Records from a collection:
::::

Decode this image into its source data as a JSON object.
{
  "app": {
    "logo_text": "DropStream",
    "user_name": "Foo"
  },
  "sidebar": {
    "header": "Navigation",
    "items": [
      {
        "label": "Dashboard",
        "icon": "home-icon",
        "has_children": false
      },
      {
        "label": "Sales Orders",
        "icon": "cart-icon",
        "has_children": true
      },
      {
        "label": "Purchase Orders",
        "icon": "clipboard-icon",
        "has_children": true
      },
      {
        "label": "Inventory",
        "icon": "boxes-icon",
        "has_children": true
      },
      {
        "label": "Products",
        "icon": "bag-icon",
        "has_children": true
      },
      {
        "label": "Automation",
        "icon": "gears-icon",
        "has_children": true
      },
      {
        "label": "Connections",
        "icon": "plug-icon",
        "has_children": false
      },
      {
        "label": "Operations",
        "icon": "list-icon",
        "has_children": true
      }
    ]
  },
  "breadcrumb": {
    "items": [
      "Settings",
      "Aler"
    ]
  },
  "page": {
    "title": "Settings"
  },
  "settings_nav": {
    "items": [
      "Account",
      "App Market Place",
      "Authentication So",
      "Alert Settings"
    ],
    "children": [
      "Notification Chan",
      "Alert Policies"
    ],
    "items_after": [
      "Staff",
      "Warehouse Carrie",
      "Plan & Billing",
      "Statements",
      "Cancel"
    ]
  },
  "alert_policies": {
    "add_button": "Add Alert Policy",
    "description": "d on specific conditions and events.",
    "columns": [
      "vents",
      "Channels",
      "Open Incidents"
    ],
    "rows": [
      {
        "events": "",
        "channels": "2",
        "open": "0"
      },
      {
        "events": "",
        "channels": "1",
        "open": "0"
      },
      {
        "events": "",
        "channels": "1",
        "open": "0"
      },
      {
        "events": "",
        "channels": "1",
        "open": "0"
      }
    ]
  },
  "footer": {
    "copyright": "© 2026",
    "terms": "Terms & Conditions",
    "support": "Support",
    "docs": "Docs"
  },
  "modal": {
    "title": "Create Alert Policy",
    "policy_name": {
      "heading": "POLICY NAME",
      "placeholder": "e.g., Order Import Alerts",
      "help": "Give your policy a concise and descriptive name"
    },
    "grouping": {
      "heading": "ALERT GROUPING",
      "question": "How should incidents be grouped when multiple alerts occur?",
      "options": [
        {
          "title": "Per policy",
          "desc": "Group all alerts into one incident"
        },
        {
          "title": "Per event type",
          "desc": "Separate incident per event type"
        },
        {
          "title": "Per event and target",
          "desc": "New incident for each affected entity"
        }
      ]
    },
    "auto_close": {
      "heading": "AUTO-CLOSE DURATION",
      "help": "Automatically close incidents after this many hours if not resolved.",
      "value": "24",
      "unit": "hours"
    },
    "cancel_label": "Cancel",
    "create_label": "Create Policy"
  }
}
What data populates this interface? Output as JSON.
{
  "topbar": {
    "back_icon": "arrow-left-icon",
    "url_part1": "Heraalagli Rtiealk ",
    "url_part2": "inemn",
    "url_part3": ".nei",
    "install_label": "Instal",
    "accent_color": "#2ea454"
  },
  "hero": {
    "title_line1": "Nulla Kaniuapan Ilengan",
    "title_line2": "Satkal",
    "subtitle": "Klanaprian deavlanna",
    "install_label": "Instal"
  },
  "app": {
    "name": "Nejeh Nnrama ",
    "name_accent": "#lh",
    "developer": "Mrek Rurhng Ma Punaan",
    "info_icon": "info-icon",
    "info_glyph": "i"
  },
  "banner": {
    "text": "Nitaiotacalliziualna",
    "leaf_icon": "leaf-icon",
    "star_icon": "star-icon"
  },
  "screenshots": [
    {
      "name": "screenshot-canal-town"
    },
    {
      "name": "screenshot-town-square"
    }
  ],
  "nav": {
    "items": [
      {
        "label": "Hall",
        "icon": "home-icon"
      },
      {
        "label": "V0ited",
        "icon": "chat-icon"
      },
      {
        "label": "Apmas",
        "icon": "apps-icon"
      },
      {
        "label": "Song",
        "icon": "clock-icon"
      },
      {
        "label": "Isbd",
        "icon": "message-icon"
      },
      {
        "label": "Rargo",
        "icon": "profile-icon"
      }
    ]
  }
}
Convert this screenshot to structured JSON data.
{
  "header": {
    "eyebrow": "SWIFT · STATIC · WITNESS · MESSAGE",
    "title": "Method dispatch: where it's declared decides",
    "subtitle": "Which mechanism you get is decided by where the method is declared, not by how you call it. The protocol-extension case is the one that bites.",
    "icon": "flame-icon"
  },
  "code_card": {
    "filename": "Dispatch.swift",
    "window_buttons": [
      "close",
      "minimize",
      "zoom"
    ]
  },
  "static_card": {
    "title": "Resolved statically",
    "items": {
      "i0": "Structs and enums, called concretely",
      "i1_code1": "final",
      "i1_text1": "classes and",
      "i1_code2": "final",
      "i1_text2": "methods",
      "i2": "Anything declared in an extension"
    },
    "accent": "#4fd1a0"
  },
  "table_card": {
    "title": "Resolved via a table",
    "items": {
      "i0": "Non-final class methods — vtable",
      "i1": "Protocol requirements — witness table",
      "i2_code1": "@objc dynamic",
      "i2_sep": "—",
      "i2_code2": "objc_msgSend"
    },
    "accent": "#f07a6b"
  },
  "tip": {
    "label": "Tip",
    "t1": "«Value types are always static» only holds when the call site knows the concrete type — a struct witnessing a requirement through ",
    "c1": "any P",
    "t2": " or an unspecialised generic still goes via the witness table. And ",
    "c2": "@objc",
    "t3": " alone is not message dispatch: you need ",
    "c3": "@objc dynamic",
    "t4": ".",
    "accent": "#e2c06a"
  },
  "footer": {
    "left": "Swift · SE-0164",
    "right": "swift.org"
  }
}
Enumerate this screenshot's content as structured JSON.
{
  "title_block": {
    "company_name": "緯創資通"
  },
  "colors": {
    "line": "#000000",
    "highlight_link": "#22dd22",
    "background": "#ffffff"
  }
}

::::

* [Required work]:
Write the material out again word for word.

* [Final result]:
Decode this image into its source data as a JSON object.
{
  "app": {
    "logo_text": "DropStream",
    "user_name": "Foo"
  },
  "sidebar": {
    "header": "Navigation",
    "items": [
      {
        "label": "Dashboard",
        "icon": "home-icon",
        "has_children": false
      },
      {
        "label": "Sales Orders",
        "icon": "cart-icon",
        "has_children": true
      },
      {
        "label": "Purchase Orders",
        "icon": "clipboard-icon",
        "has_children": true
      },
      {
        "label": "Inventory",
        "icon": "boxes-icon",
        "has_children": true
      },
      {
        "label": "Products",
        "icon": "bag-icon",
        "has_children": true
      },
      {
        "label": "Automation",
        "icon": "gears-icon",
        "has_children": true
      },
      {
        "label": "Connections",
        "icon": "plug-icon",
        "has_children": false
      },
      {
        "label": "Operations",
        "icon": "list-icon",
        "has_children": true
      }
    ]
  },
  "breadcrumb": {
    "items": [
      "Settings",
      "Aler"
    ]
  },
  "page": {
    "title": "Settings"
  },
  "settings_nav": {
    "items": [
      "Account",
      "App Market Place",
      "Authentication So",
      "Alert Settings"
    ],
    "children": [
      "Notification Chan",
      "Alert Policies"
    ],
    "items_after": [
      "Staff",
      "Warehouse Carrie",
      "Plan & Billing",
      "Statements",
      "Cancel"
    ]
  },
  "alert_policies": {
    "add_button": "Add Alert Policy",
    "description": "d on specific conditions and events.",
    "columns": [
      "vents",
      "Channels",
      "Open Incidents"
    ],
    "rows": [
      {
        "events": "",
        "channels": "2",
        "open": "0"
      },
      {
        "events": "",
        "channels": "1",
        "open": "0"
      },
      {
        "events": "",
        "channels": "1",
        "open": "0"
      },
      {
        "events": "",
        "channels": "1",
        "open": "0"
      }
    ]
  },
  "footer": {
    "copyright": "© 2026",
    "terms": "Terms & Conditions",
    "support": "Support",
    "docs": "Docs"
  },
  "modal": {
    "title": "Create Alert Policy",
    "policy_name": {
      "heading": "POLICY NAME",
      "placeholder": "e.g., Order Import Alerts",
      "help": "Give your policy a concise and descriptive name"
    },
    "grouping": {
      "heading": "ALERT GROUPING",
      "question": "How should incidents be grouped when multiple alerts occur?",
      "options": [
        {
          "title": "Per policy",
          "desc": "Group all alerts into one incident"
        },
        {
          "title": "Per event type",
          "desc": "Separate incident per event type"
        },
        {
          "title": "Per event and target",
          "desc": "New incident for each affected entity"
        }
      ]
    },
    "auto_close": {
      "heading": "AUTO-CLOSE DURATION",
      "help": "Automatically close incidents after this many hours if not resolved.",
      "value": "24",
      "unit": "hours"
    },
    "cancel_label": "Cancel",
    "create_label": "Create Policy"
  }
}
What data populates this interface? Output as JSON.
{
  "topbar": {
    "back_icon": "arrow-left-icon",
    "url_part1": "Heraalagli Rtiealk ",
    "url_part2": "inemn",
    "url_part3": ".nei",
    "install_label": "Instal",
    "accent_color": "#2ea454"
  },
  "hero": {
    "title_line1": "Nulla Kaniuapan Ilengan",
    "title_line2": "Satkal",
    "subtitle": "Klanaprian deavlanna",
    "install_label": "Instal"
  },
  "app": {
    "name": "Nejeh Nnrama ",
    "name_accent": "#lh",
    "developer": "Mrek Rurhng Ma Punaan",
    "info_icon": "info-icon",
    "info_glyph": "i"
  },
  "banner": {
    "text": "Nitaiotacalliziualna",
    "leaf_icon": "leaf-icon",
    "star_icon": "star-icon"
  },
  "screenshots": [
    {
      "name": "screenshot-canal-town"
    },
    {
      "name": "screenshot-town-square"
    }
  ],
  "nav": {
    "items": [
      {
        "label": "Hall",
        "icon": "home-icon"
      },
      {
        "label": "V0ited",
        "icon": "chat-icon"
      },
      {
        "label": "Apmas",
        "icon": "apps-icon"
      },
      {
        "label": "Song",
        "icon": "clock-icon"
      },
      {
        "label": "Isbd",
        "icon": "message-icon"
      },
      {
        "label": "Rargo",
        "icon": "profile-icon"
      }
    ]
  }
}
Convert this screenshot to structured JSON data.
{
  "header": {
    "eyebrow": "SWIFT · STATIC · WITNESS · MESSAGE",
    "title": "Method dispatch: where it's declared decides",
    "subtitle": "Which mechanism you get is decided by where the method is declared, not by how you call it. The protocol-extension case is the one that bites.",
    "icon": "flame-icon"
  },
  "code_card": {
    "filename": "Dispatch.swift",
    "window_buttons": [
      "close",
      "minimize",
      "zoom"
    ]
  },
  "static_card": {
    "title": "Resolved statically",
    "items": {
      "i0": "Structs and enums, called concretely",
      "i1_code1": "final",
      "i1_text1": "classes and",
      "i1_code2": "final",
      "i1_text2": "methods",
      "i2": "Anything declared in an extension"
    },
    "accent": "#4fd1a0"
  },
  "table_card": {
    "title": "Resolved via a table",
    "items": {
      "i0": "Non-final class methods — vtable",
      "i1": "Protocol requirements — witness table",
      "i2_code1": "@objc dynamic",
      "i2_sep": "—",
      "i2_code2": "objc_msgSend"
    },
    "accent": "#f07a6b"
  },
  "tip": {
    "label": "Tip",
    "t1": "«Value types are always static» only holds when the call site knows the concrete type — a struct witnessing a requirement through ",
    "c1": "any P",
    "t2": " or an unspecialised generic still goes via the witness table. And ",
    "c2": "@objc",
    "t3": " alone is not message dispatch: you need ",
    "c3": "@objc dynamic",
    "t4": ".",
    "accent": "#e2c06a"
  },
  "footer": {
    "left": "Swift · SE-0164",
    "right": "swift.org"
  }
}
Enumerate this screenshot's content as structured JSON.
{
  "title_block": {
    "company_name": "緯創資通"
  },
  "colors": {
    "line": "#000000",
    "highlight_link": "#22dd22",
    "background": "#ffffff"
  }
}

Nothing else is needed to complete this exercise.